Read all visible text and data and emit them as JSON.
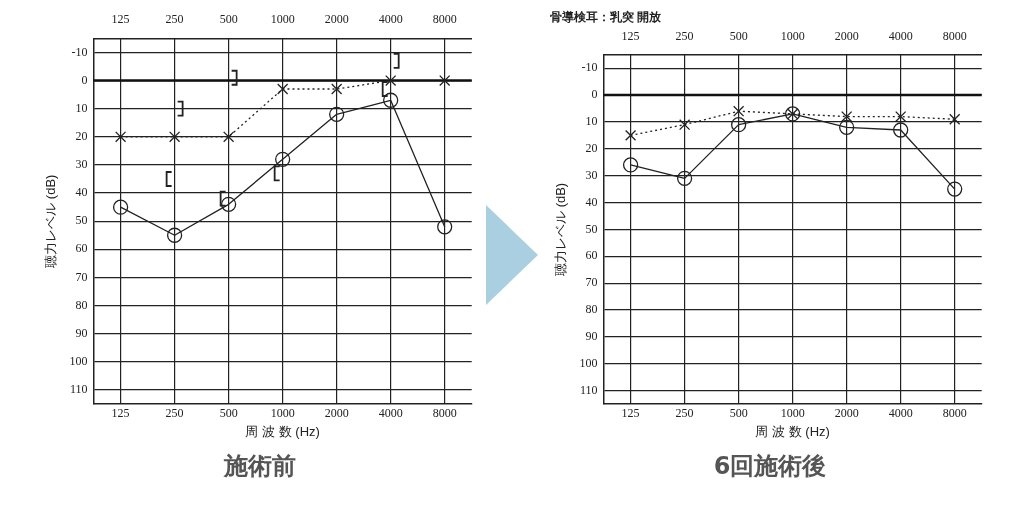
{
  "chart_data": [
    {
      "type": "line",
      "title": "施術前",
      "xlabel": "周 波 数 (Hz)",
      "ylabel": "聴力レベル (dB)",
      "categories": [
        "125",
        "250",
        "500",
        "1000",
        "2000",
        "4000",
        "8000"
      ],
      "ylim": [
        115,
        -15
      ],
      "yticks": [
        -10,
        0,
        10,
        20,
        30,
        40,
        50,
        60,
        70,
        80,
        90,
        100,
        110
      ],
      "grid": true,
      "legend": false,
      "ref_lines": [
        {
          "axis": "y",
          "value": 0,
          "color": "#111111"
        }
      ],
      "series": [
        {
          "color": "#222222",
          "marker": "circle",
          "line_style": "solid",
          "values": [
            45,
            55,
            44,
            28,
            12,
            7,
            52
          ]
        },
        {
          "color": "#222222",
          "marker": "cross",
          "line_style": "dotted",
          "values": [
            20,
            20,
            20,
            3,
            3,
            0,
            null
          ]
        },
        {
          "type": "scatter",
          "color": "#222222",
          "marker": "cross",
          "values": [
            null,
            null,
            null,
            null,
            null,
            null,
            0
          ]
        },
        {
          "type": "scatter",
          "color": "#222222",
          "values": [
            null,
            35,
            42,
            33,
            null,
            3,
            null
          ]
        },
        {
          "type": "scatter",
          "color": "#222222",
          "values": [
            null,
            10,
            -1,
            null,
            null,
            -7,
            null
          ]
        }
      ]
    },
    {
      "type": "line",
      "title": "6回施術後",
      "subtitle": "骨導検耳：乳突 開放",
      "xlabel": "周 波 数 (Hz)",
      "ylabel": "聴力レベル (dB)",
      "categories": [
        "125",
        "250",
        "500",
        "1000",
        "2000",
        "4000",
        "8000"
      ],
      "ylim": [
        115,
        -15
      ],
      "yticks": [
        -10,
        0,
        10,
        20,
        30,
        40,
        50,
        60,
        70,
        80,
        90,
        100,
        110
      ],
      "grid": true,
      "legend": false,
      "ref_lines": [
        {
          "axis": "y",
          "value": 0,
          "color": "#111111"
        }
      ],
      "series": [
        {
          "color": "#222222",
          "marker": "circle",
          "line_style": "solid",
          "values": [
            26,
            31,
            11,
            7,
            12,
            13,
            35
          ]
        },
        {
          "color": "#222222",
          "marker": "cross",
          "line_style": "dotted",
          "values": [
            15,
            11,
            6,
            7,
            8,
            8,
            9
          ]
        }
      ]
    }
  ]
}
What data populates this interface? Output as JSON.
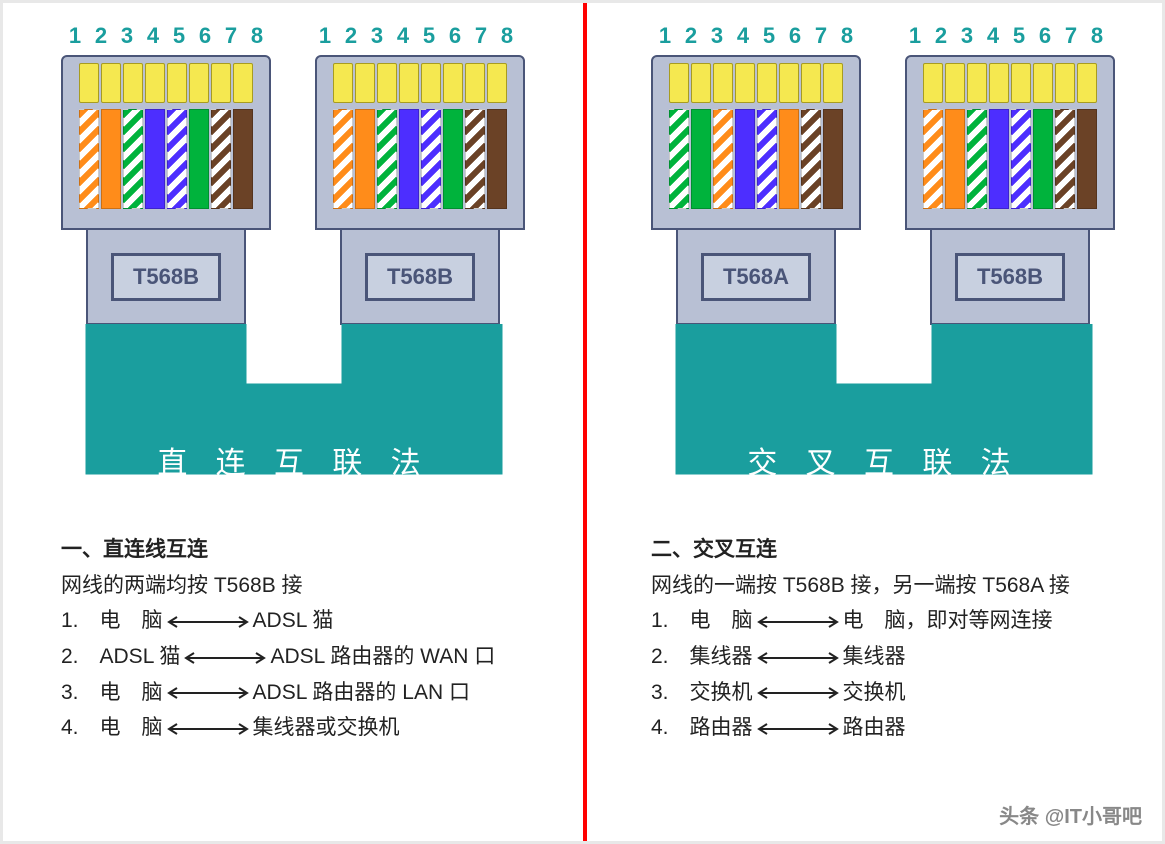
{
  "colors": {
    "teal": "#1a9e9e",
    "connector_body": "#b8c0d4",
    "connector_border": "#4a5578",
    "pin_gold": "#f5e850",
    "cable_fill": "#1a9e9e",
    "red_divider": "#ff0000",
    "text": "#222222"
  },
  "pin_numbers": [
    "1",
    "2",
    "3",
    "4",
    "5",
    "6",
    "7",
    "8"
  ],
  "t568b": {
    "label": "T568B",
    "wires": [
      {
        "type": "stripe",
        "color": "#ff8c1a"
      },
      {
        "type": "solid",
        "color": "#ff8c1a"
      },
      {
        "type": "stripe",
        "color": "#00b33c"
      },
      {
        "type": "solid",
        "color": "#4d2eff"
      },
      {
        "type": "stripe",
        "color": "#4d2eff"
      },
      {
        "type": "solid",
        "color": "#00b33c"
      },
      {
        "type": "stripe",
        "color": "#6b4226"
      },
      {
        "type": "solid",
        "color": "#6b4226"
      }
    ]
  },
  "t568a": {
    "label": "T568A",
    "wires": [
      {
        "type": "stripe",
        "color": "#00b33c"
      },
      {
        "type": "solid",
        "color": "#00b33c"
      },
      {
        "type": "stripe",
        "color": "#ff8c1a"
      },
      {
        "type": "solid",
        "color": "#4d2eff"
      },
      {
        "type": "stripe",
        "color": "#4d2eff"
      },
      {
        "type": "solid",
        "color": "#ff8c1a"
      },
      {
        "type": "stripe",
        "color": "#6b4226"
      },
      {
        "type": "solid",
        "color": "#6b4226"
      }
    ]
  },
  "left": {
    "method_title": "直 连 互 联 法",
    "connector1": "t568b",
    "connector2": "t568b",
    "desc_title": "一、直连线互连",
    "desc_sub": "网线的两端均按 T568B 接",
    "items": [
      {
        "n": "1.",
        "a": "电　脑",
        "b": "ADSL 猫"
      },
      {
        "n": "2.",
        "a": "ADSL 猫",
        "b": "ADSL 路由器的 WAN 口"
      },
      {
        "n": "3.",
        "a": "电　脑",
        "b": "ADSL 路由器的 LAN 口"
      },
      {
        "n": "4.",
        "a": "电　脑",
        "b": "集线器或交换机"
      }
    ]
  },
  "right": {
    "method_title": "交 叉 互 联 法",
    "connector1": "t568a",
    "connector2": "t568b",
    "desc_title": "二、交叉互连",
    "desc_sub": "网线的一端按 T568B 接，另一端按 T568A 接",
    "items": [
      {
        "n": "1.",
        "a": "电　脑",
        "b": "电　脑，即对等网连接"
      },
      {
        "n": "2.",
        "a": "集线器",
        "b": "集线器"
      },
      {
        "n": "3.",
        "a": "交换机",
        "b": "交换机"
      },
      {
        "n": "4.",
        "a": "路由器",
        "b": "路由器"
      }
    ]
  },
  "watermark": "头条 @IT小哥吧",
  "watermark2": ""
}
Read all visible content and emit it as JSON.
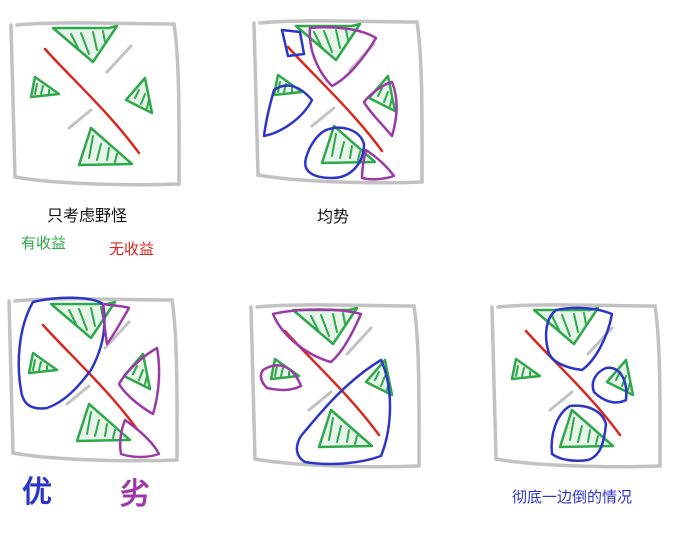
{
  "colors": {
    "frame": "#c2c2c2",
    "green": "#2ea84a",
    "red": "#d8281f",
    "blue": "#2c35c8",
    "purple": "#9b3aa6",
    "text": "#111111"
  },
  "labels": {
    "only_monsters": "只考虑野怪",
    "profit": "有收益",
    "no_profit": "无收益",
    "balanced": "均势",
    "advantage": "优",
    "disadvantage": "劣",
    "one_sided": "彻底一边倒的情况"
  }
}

---+---

Extract word for word every line from the line that contains "Read all visible content and emit it as JSON." to the final line of the data, both included, and nothing else; skip the pictures.

Read all visible content and emit it as JSON.
{
  "colors": {
    "frame": "#c2c2c2",
    "green": "#2ea84a",
    "red": "#d8281f",
    "blue": "#2c35c8",
    "purple": "#9b3aa6",
    "text": "#111111"
  },
  "labels": {
    "only_monsters": "只考虑野怪",
    "profit": "有收益",
    "no_profit": "无收益",
    "balanced": "均势",
    "advantage": "优",
    "disadvantage": "劣",
    "one_sided": "彻底一边倒的情况"
  }
}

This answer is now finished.